Recorded data
— start —
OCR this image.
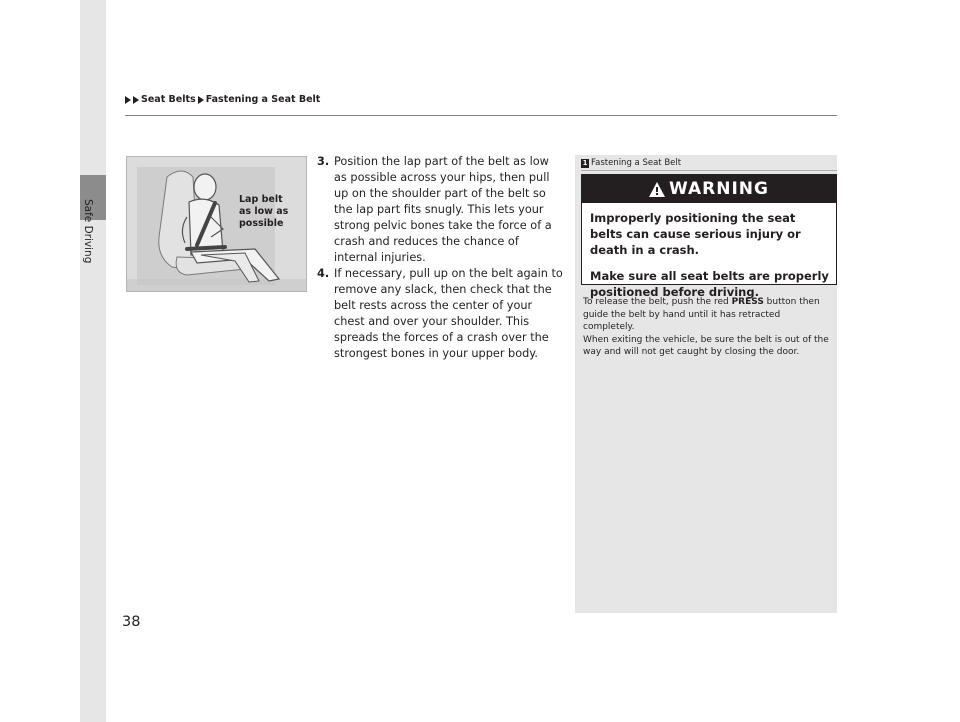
Safe Driving
Seat Belts Fastening a Seat Belt
Lap belt
as low as
possible

3. Position the lap part of the belt as low as possible across your hips, then pull up on the shoulder part of the belt so the lap part fits snugly. This lets your strong pelvic bones take the force of a crash and reduces the chance of internal injuries.

4. If necessary, pull up on the belt again to remove any slack, then check that the belt rests across the center of your chest and over your shoulder. This spreads the forces of a crash over the strongest bones in your upper body.

1 Fastening a Seat Belt
WARNING

Improperly positioning the seat belts can cause serious injury or death in a crash.

Make sure all seat belts are properly positioned before driving.

To release the belt, push the red PRESS button then guide the belt by hand until it has retracted completely.

When exiting the vehicle, be sure the belt is out of the way and will not get caught by closing the door.

38
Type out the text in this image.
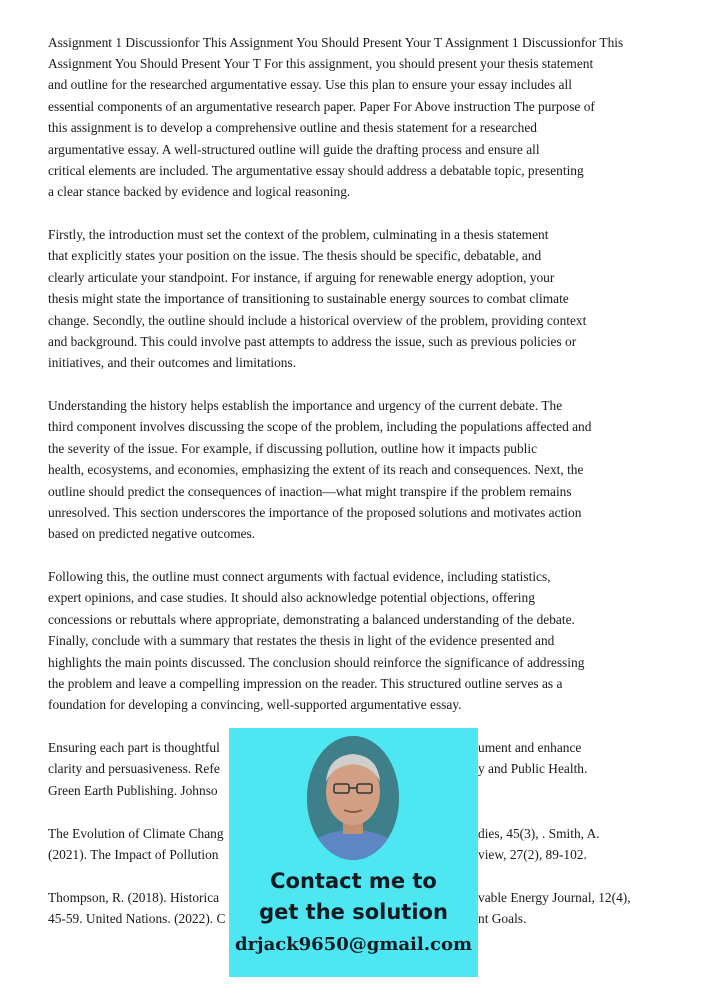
Assignment 1 Discussionfor This Assignment You Should Present Your T Assignment 1 Discussionfor This
Assignment You Should Present Your T For this assignment, you should present your thesis statement
and outline for the researched argumentative essay. Use this plan to ensure your essay includes all
essential components of an argumentative research paper. Paper For Above instruction The purpose of
this assignment is to develop a comprehensive outline and thesis statement for a researched
argumentative essay. A well-structured outline will guide the drafting process and ensure all
critical elements are included. The argumentative essay should address a debatable topic, presenting
a clear stance backed by evidence and logical reasoning.
Firstly, the introduction must set the context of the problem, culminating in a thesis statement
that explicitly states your position on the issue. The thesis should be specific, debatable, and
clearly articulate your standpoint. For instance, if arguing for renewable energy adoption, your
thesis might state the importance of transitioning to sustainable energy sources to combat climate
change. Secondly, the outline should include a historical overview of the problem, providing context
and background. This could involve past attempts to address the issue, such as previous policies or
initiatives, and their outcomes and limitations.
Understanding the history helps establish the importance and urgency of the current debate. The
third component involves discussing the scope of the problem, including the populations affected and
the severity of the issue. For example, if discussing pollution, outline how it impacts public
health, ecosystems, and economies, emphasizing the extent of its reach and consequences. Next, the
outline should predict the consequences of inaction—what might transpire if the problem remains
unresolved. This section underscores the importance of the proposed solutions and motivates action
based on predicted negative outcomes.
Following this, the outline must connect arguments with factual evidence, including statistics,
expert opinions, and case studies. It should also acknowledge potential objections, offering
concessions or rebuttals where appropriate, demonstrating a balanced understanding of the debate.
Finally, conclude with a summary that restates the thesis in light of the evidence presented and
highlights the main points discussed. The conclusion should reinforce the significance of addressing
the problem and leave a compelling impression on the reader. This structured outline serves as a
foundation for developing a convincing, well-supported argumentative essay.
Ensuring each part is thoughtful
clarity and persuasiveness. Refe
Green Earth Publishing. Johnso
ument and enhance
y and Public Health.
The Evolution of Climate Chang
(2021). The Impact of Pollution
dies, 45(3), . Smith, A.
view, 27(2), 89-102.
Thompson, R. (2018). Historica
45-59. United Nations. (2022). C
vable Energy Journal, 12(4),
nt Goals.
Contact me to
get the solution
drjack9650@gmail.com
— end —
§ PROBLEM DETAILS:
All of the records need repeating exactly, except for the pictures.

§ ANSWER TO THIS EXERCISE:
OCR this image.
Safe Driving
Seat Belts Fastening a Seat Belt
Lap belt
as low as
possible

3. Position the lap part of the belt as low as possible across your hips, then pull up on the shoulder part of the belt so the lap part fits snugly. This lets your strong pelvic bones take the force of a crash and reduces the chance of internal injuries.

4. If necessary, pull up on the belt again to remove any slack, then check that the belt rests across the center of your chest and over your shoulder. This spreads the forces of a crash over the strongest bones in your upper body.

1 Fastening a Seat Belt
WARNING

Improperly positioning the seat belts can cause serious injury or death in a crash.

Make sure all seat belts are properly positioned before driving.

To release the belt, push the red PRESS button then guide the belt by hand until it has retracted completely.

When exiting the vehicle, be sure the belt is out of the way and will not get caught by closing the door.

38
Type out the text in this image.
Assignment 1 Discussionfor This Assignment You Should Present Your T Assignment 1 Discussionfor This
Assignment You Should Present Your T For this assignment, you should present your thesis statement
and outline for the researched argumentative essay. Use this plan to ensure your essay includes all
essential components of an argumentative research paper. Paper For Above instruction The purpose of
this assignment is to develop a comprehensive outline and thesis statement for a researched
argumentative essay. A well-structured outline will guide the drafting process and ensure all
critical elements are included. The argumentative essay should address a debatable topic, presenting
a clear stance backed by evidence and logical reasoning.
Firstly, the introduction must set the context of the problem, culminating in a thesis statement
that explicitly states your position on the issue. The thesis should be specific, debatable, and
clearly articulate your standpoint. For instance, if arguing for renewable energy adoption, your
thesis might state the importance of transitioning to sustainable energy sources to combat climate
change. Secondly, the outline should include a historical overview of the problem, providing context
and background. This could involve past attempts to address the issue, such as previous policies or
initiatives, and their outcomes and limitations.
Understanding the history helps establish the importance and urgency of the current debate. The
third component involves discussing the scope of the problem, including the populations affected and
the severity of the issue. For example, if discussing pollution, outline how it impacts public
health, ecosystems, and economies, emphasizing the extent of its reach and consequences. Next, the
outline should predict the consequences of inaction—what might transpire if the problem remains
unresolved. This section underscores the importance of the proposed solutions and motivates action
based on predicted negative outcomes.
Following this, the outline must connect arguments with factual evidence, including statistics,
expert opinions, and case studies. It should also acknowledge potential objections, offering
concessions or rebuttals where appropriate, demonstrating a balanced understanding of the debate.
Finally, conclude with a summary that restates the thesis in light of the evidence presented and
highlights the main points discussed. The conclusion should reinforce the significance of addressing
the problem and leave a compelling impression on the reader. This structured outline serves as a
foundation for developing a convincing, well-supported argumentative essay.
Ensuring each part is thoughtful
clarity and persuasiveness. Refe
Green Earth Publishing. Johnso
ument and enhance
y and Public Health.
The Evolution of Climate Chang
(2021). The Impact of Pollution
dies, 45(3), . Smith, A.
view, 27(2), 89-102.
Thompson, R. (2018). Historica
45-59. United Nations. (2022). C
vable Energy Journal, 12(4),
nt Goals.
Contact me to
get the solution
drjack9650@gmail.com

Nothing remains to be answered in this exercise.